- [Your objective]: Select every line containing the word "Registration" from the material, and copy those lines.
§
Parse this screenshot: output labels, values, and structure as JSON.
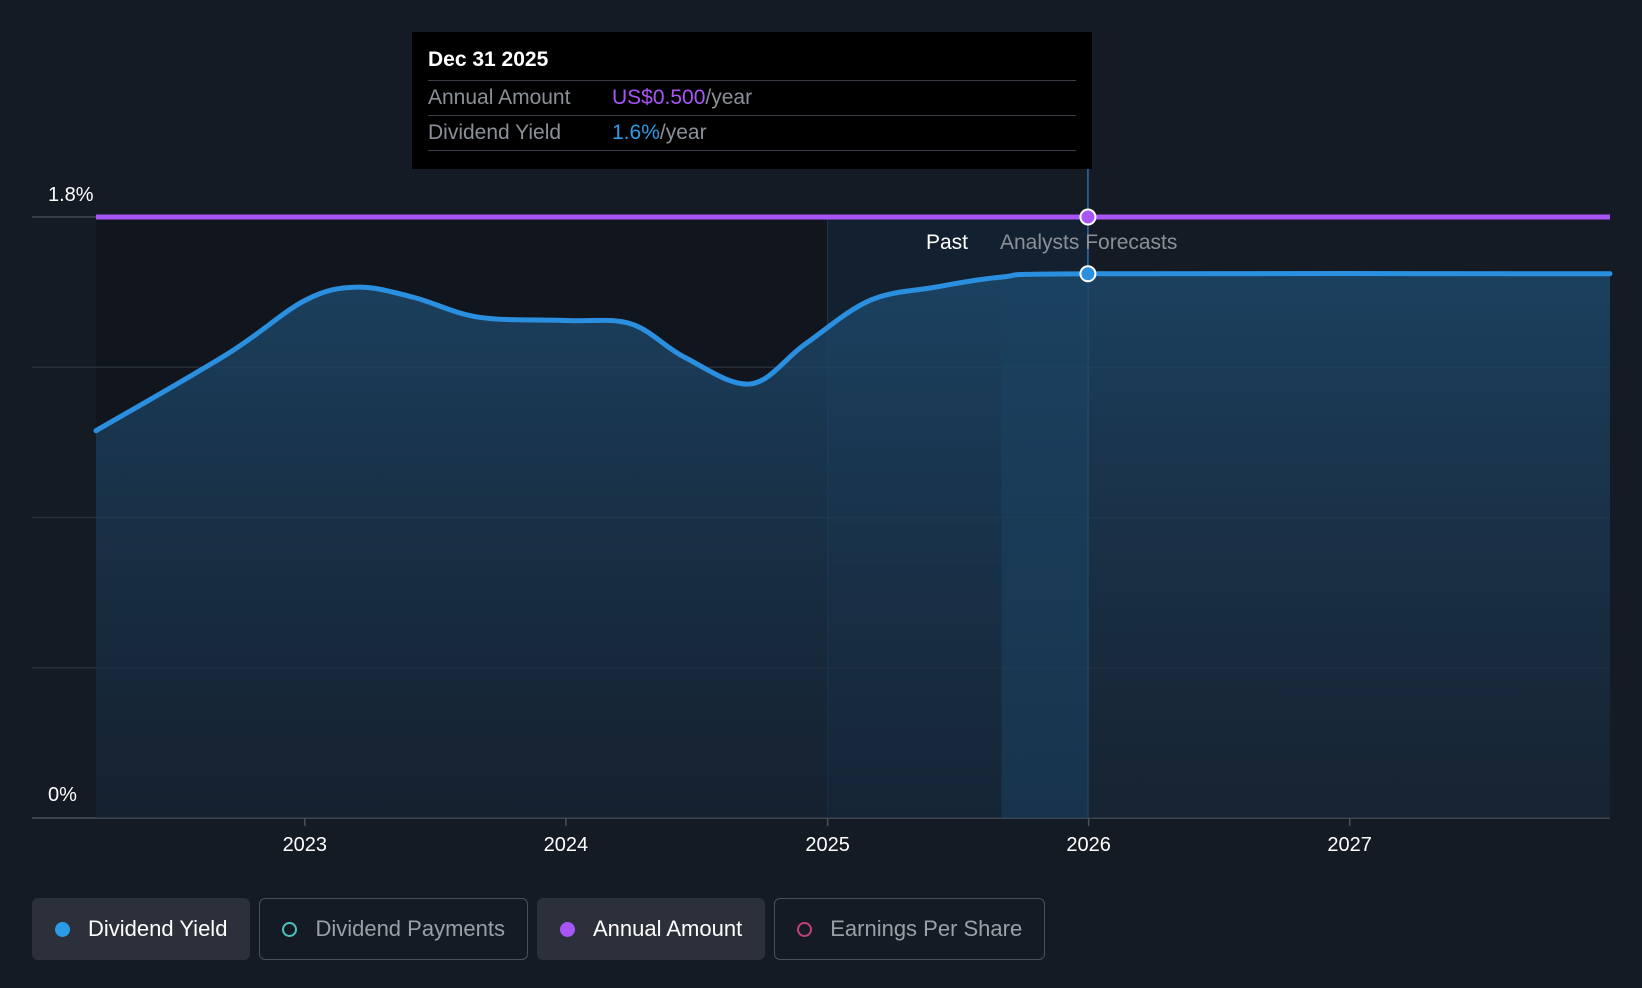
{
  "tooltip": {
    "date": "Dec 31 2025",
    "rows": [
      {
        "label": "Annual Amount",
        "value": "US$0.500",
        "unit": "/year"
      },
      {
        "label": "Dividend Yield",
        "value": "1.6%",
        "unit": "/year"
      }
    ]
  },
  "chart_data": {
    "type": "line",
    "y_tick_labels": [
      "1.8%",
      "0%"
    ],
    "ylim": [
      0,
      1.8
    ],
    "xlim": [
      "2022-03-15",
      "2027-12-31"
    ],
    "x_tick_labels": [
      "2023",
      "2024",
      "2025",
      "2026",
      "2027"
    ],
    "region_labels": {
      "past": "Past",
      "forecast": "Analysts Forecasts"
    },
    "highlight_date": "2025-12-31",
    "grid": true,
    "series": [
      {
        "name": "Dividend Yield",
        "color": "#2b8fe0",
        "points": [
          [
            "2022-03-15",
            1.16
          ],
          [
            "2022-09-15",
            1.39
          ],
          [
            "2023-01-01",
            1.55
          ],
          [
            "2023-03-15",
            1.59
          ],
          [
            "2023-06-01",
            1.56
          ],
          [
            "2023-09-01",
            1.5
          ],
          [
            "2024-01-01",
            1.49
          ],
          [
            "2024-04-01",
            1.48
          ],
          [
            "2024-06-15",
            1.38
          ],
          [
            "2024-09-15",
            1.3
          ],
          [
            "2024-12-01",
            1.42
          ],
          [
            "2025-03-01",
            1.55
          ],
          [
            "2025-06-01",
            1.59
          ],
          [
            "2025-09-01",
            1.62
          ],
          [
            "2025-12-31",
            1.63
          ],
          [
            "2027-12-31",
            1.63
          ]
        ]
      },
      {
        "name": "Annual Amount",
        "color": "#a855f7",
        "points": [
          [
            "2022-03-15",
            1.8
          ],
          [
            "2027-12-31",
            1.8
          ]
        ]
      }
    ]
  },
  "legend": [
    {
      "label": "Dividend Yield",
      "color": "#2b9be8",
      "active": true
    },
    {
      "label": "Dividend Payments",
      "color": "#4fc1bd",
      "active": false
    },
    {
      "label": "Annual Amount",
      "color": "#a855f7",
      "active": true
    },
    {
      "label": "Earnings Per Share",
      "color": "#c2407a",
      "active": false
    }
  ]
}
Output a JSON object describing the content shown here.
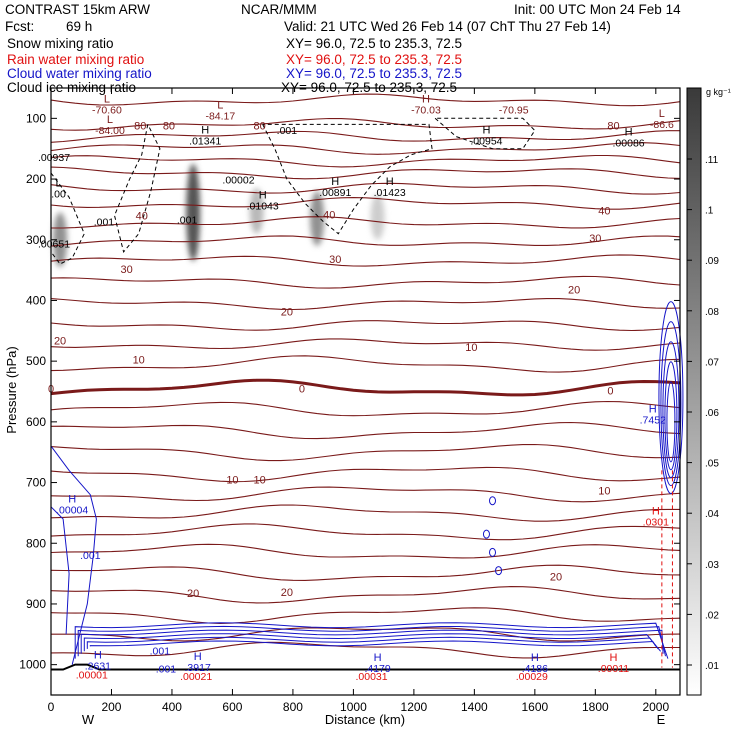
{
  "header": {
    "model": "CONTRAST 15km ARW",
    "center": "NCAR/MMM",
    "init": "Init: 00 UTC Mon 24 Feb 14",
    "fcst_label": "Fcst:",
    "fcst_value": "69 h",
    "valid": "Valid: 21 UTC Wed 26 Feb 14 (07 ChT Thu 27 Feb 14)"
  },
  "fields": [
    {
      "name": "Snow mixing ratio",
      "xy": "XY=  96.0, 72.5 to 235.3, 72.5",
      "color": "#000000"
    },
    {
      "name": "Rain water mixing ratio",
      "xy": "XY=  96.0, 72.5 to 235.3, 72.5",
      "color": "#e01010"
    },
    {
      "name": "Cloud water mixing ratio",
      "xy": "XY=  96.0, 72.5 to 235.3, 72.5",
      "color": "#1515c8"
    },
    {
      "name": "Cloud ice mixing ratio",
      "xy": "XY=  96.0, 72.5 to 235.3, 72.5",
      "color": "#000000"
    }
  ],
  "colors": {
    "temperature": "#7a1a1a",
    "cloud_water": "#1515c8",
    "rain_water": "#e01010",
    "snow_ice": "#000000"
  },
  "chart_data": {
    "type": "contour",
    "xlabel": "Distance (km)",
    "ylabel": "Pressure (hPa)",
    "xlim": [
      0,
      2080
    ],
    "ylim": [
      1050,
      50
    ],
    "x_ticks": [
      0,
      200,
      400,
      600,
      800,
      1000,
      1200,
      1400,
      1600,
      1800,
      2000
    ],
    "y_ticks": [
      100,
      200,
      300,
      400,
      500,
      600,
      700,
      800,
      900,
      1000
    ],
    "end_labels": {
      "left": "W",
      "right": "E"
    },
    "colorbar": {
      "unit": "g kg⁻¹",
      "ticks": [
        ".01",
        ".02",
        ".03",
        ".04",
        ".05",
        ".06",
        ".07",
        ".08",
        ".09",
        ".1",
        ".11"
      ]
    },
    "temperature_labels": [
      {
        "x": 0,
        "p": 545,
        "text": "0"
      },
      {
        "x": 830,
        "p": 545,
        "text": "0"
      },
      {
        "x": 1850,
        "p": 548,
        "text": "0"
      },
      {
        "x": 290,
        "p": 497,
        "text": "10"
      },
      {
        "x": 1390,
        "p": 477,
        "text": "10"
      },
      {
        "x": 30,
        "p": 466,
        "text": "20"
      },
      {
        "x": 780,
        "p": 418,
        "text": "20"
      },
      {
        "x": 1730,
        "p": 382,
        "text": "20"
      },
      {
        "x": 250,
        "p": 348,
        "text": "30"
      },
      {
        "x": 940,
        "p": 332,
        "text": "30"
      },
      {
        "x": 1800,
        "p": 297,
        "text": "30"
      },
      {
        "x": 300,
        "p": 260,
        "text": "40"
      },
      {
        "x": 920,
        "p": 258,
        "text": "40"
      },
      {
        "x": 1830,
        "p": 252,
        "text": "40"
      },
      {
        "x": 295,
        "p": 112,
        "text": "80"
      },
      {
        "x": 390,
        "p": 112,
        "text": "80"
      },
      {
        "x": 690,
        "p": 112,
        "text": "80"
      },
      {
        "x": 1860,
        "p": 112,
        "text": "80"
      },
      {
        "x": 600,
        "p": 695,
        "text": "10"
      },
      {
        "x": 690,
        "p": 695,
        "text": "10"
      },
      {
        "x": 1830,
        "p": 713,
        "text": "10"
      },
      {
        "x": 470,
        "p": 882,
        "text": "20"
      },
      {
        "x": 780,
        "p": 880,
        "text": "20"
      },
      {
        "x": 1670,
        "p": 855,
        "text": "20"
      }
    ],
    "extrema": [
      {
        "x": 185,
        "p": 74,
        "mark": "L",
        "value": "-70.60",
        "color": "#7a1a1a"
      },
      {
        "x": 1240,
        "p": 74,
        "mark": "H",
        "value": "-70.03",
        "color": "#7a1a1a"
      },
      {
        "x": 1530,
        "p": 74,
        "mark": "",
        "value": "-70.95",
        "color": "#7a1a1a"
      },
      {
        "x": 560,
        "p": 84,
        "mark": "L",
        "value": "-84.17",
        "color": "#7a1a1a"
      },
      {
        "x": 195,
        "p": 108,
        "mark": "L",
        "value": "-84.00",
        "color": "#7a1a1a"
      },
      {
        "x": 2020,
        "p": 98,
        "mark": "L",
        "value": "-86.6",
        "color": "#7a1a1a"
      },
      {
        "x": 510,
        "p": 125,
        "mark": "H",
        "value": ".01341",
        "color": "#000000"
      },
      {
        "x": 1440,
        "p": 125,
        "mark": "H",
        "value": ".00954",
        "color": "#000000"
      },
      {
        "x": 1910,
        "p": 128,
        "mark": "H",
        "value": ".00086",
        "color": "#000000"
      },
      {
        "x": 10,
        "p": 152,
        "mark": "",
        "value": ".00937",
        "color": "#000000"
      },
      {
        "x": 620,
        "p": 189,
        "mark": "",
        "value": ".00002",
        "color": "#000000"
      },
      {
        "x": 940,
        "p": 210,
        "mark": "H",
        "value": ".00891",
        "color": "#000000"
      },
      {
        "x": 1120,
        "p": 210,
        "mark": "H",
        "value": ".01423",
        "color": "#000000"
      },
      {
        "x": 700,
        "p": 232,
        "mark": "H",
        "value": ".01043",
        "color": "#000000"
      },
      {
        "x": 25,
        "p": 212,
        "mark": "L",
        "value": ".00",
        "color": "#000000"
      },
      {
        "x": 175,
        "p": 258,
        "mark": "",
        "value": ".001",
        "color": "#000000"
      },
      {
        "x": 450,
        "p": 255,
        "mark": "",
        "value": ".001",
        "color": "#000000"
      },
      {
        "x": 10,
        "p": 295,
        "mark": "",
        "value": ".00651",
        "color": "#000000"
      },
      {
        "x": 70,
        "p": 733,
        "mark": "H",
        "value": ".00004",
        "color": "#1515c8"
      },
      {
        "x": 130,
        "p": 808,
        "mark": "",
        "value": ".001",
        "color": "#1515c8"
      },
      {
        "x": 1990,
        "p": 585,
        "mark": "H",
        "value": ".7452",
        "color": "#1515c8"
      },
      {
        "x": 2000,
        "p": 753,
        "mark": "H",
        "value": ".0301",
        "color": "#e01010"
      },
      {
        "x": 155,
        "p": 990,
        "mark": "H",
        "value": ".2631",
        "color": "#1515c8"
      },
      {
        "x": 485,
        "p": 992,
        "mark": "H",
        "value": ".3917",
        "color": "#1515c8"
      },
      {
        "x": 1080,
        "p": 994,
        "mark": "H",
        "value": ".4179",
        "color": "#1515c8"
      },
      {
        "x": 1600,
        "p": 994,
        "mark": "H",
        "value": ".4186",
        "color": "#1515c8"
      },
      {
        "x": 1860,
        "p": 994,
        "mark": "H",
        "value": ".00011",
        "color": "#e01010"
      },
      {
        "x": 135,
        "p": 1005,
        "mark": "",
        "value": ".00001",
        "color": "#e01010"
      },
      {
        "x": 480,
        "p": 1007,
        "mark": "",
        "value": ".00021",
        "color": "#e01010"
      },
      {
        "x": 1060,
        "p": 1007,
        "mark": "",
        "value": ".00031",
        "color": "#e01010"
      },
      {
        "x": 1590,
        "p": 1007,
        "mark": "",
        "value": ".00029",
        "color": "#e01010"
      },
      {
        "x": 360,
        "p": 965,
        "mark": "",
        "value": ".001",
        "color": "#1515c8"
      },
      {
        "x": 380,
        "p": 995,
        "mark": "",
        "value": ".001",
        "color": "#1515c8"
      },
      {
        "x": 780,
        "p": 108,
        "mark": "",
        "value": ".001",
        "color": "#000000"
      }
    ],
    "snow_columns": [
      {
        "x": 470,
        "p_top": 175,
        "p_bot": 335,
        "intensity": 0.85
      },
      {
        "x": 680,
        "p_top": 215,
        "p_bot": 290,
        "intensity": 0.35
      },
      {
        "x": 880,
        "p_top": 220,
        "p_bot": 310,
        "intensity": 0.55
      },
      {
        "x": 1080,
        "p_top": 225,
        "p_bot": 300,
        "intensity": 0.25
      },
      {
        "x": 30,
        "p_top": 255,
        "p_bot": 345,
        "intensity": 0.55
      }
    ]
  }
}
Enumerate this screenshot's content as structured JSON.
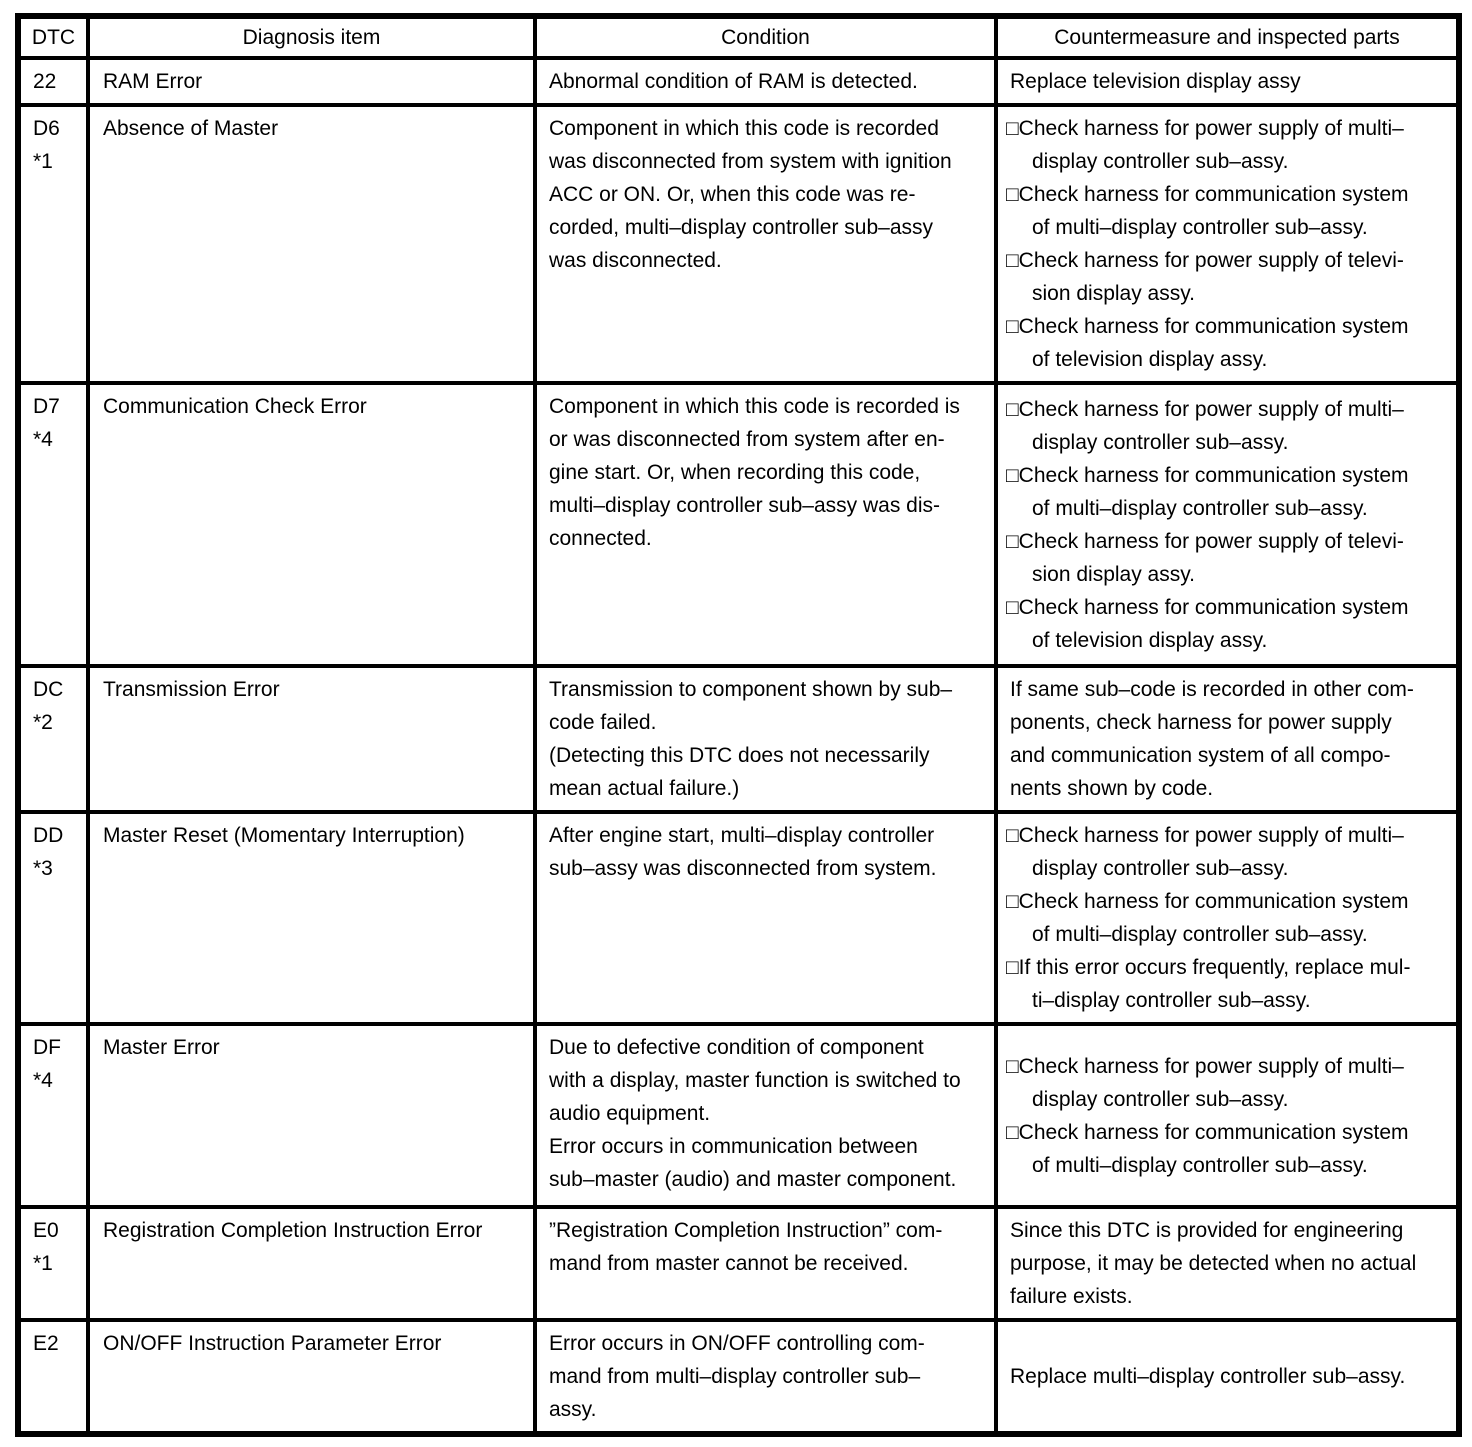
{
  "colors": {
    "border": "#000000",
    "text": "#000000",
    "background": "#ffffff"
  },
  "table": {
    "headers": {
      "dtc": "DTC",
      "item": "Diagnosis item",
      "condition": "Condition",
      "countermeasure": "Countermeasure and inspected parts"
    },
    "rows": [
      {
        "code": "22",
        "item": "RAM Error",
        "condition": "Abnormal condition of RAM is detected.",
        "countermeasure_text": "Replace television display assy"
      },
      {
        "code": "D6",
        "note": "*1",
        "item": "Absence of Master",
        "condition": "Component in which this code is recorded\nwas disconnected from system with ignition\nACC or ON. Or, when this code was re-\ncorded, multi–display controller sub–assy\nwas disconnected.",
        "countermeasures": [
          "□Check harness for power supply of multi–\ndisplay controller sub–assy.",
          "□Check harness for communication system\nof multi–display controller sub–assy.",
          "□Check harness for power supply of televi-\nsion display assy.",
          "□Check harness for communication system\nof television display assy."
        ]
      },
      {
        "code": "D7",
        "note": "*4",
        "item": "Communication Check Error",
        "condition": "Component in which this code is recorded is\nor was disconnected from system after en-\ngine start. Or, when recording this code,\nmulti–display controller sub–assy was dis-\nconnected.",
        "countermeasures": [
          "□Check harness for power supply of multi–\ndisplay controller sub–assy.",
          "□Check harness for communication system\nof multi–display controller sub–assy.",
          "□Check harness for power supply of televi-\nsion display assy.",
          "□Check harness for communication system\nof television display assy."
        ]
      },
      {
        "code": "DC",
        "note": "*2",
        "item": "Transmission Error",
        "condition": "Transmission to component shown by sub–\ncode failed.\n(Detecting this DTC does not necessarily\nmean actual failure.)",
        "countermeasure_text": "If same sub–code is recorded in other com-\nponents, check harness for power supply\nand communication system of all compo-\nnents shown by code."
      },
      {
        "code": "DD",
        "note": "*3",
        "item": "Master Reset (Momentary Interruption)",
        "condition": "After engine start, multi–display controller\nsub–assy was disconnected from system.",
        "countermeasures": [
          "□Check harness for power supply of multi–\ndisplay controller sub–assy.",
          "□Check harness for communication system\nof multi–display controller sub–assy.",
          "□If this error occurs frequently, replace mul-\nti–display controller sub–assy."
        ]
      },
      {
        "code": "DF",
        "note": "*4",
        "item": "Master Error",
        "condition": "Due to defective condition of component\nwith a display, master function is switched to\naudio equipment.\nError occurs in communication between\nsub–master (audio) and master component.",
        "countermeasures": [
          "□Check harness for power supply of multi–\ndisplay controller sub–assy.",
          "□Check harness for communication system\nof multi–display controller sub–assy."
        ]
      },
      {
        "code": "E0",
        "note": "*1",
        "item": "Registration Completion Instruction Error",
        "condition": "”Registration Completion Instruction” com-\nmand from master cannot be received.",
        "countermeasure_text": "Since this DTC is provided for engineering\npurpose, it may be detected when no actual\nfailure exists."
      },
      {
        "code": "E2",
        "item": "ON/OFF Instruction Parameter Error",
        "condition": "Error occurs in ON/OFF controlling com-\nmand from multi–display controller sub–\nassy.",
        "countermeasure_text": "Replace multi–display controller sub–assy."
      }
    ]
  }
}
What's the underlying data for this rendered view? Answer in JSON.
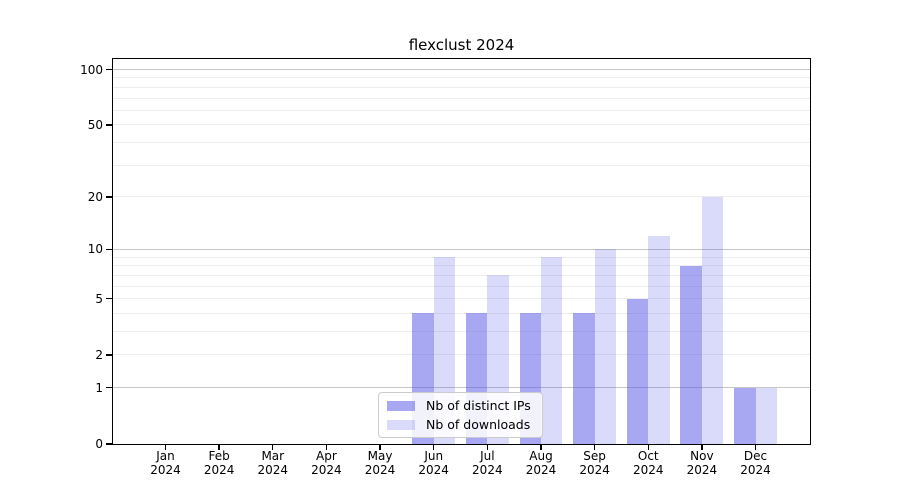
§
- [Written response]:
        "item": "Registration Completion Instruction Error",
        "condition": "”Registration Completion Instruction” com-\nmand from master cannot be received.",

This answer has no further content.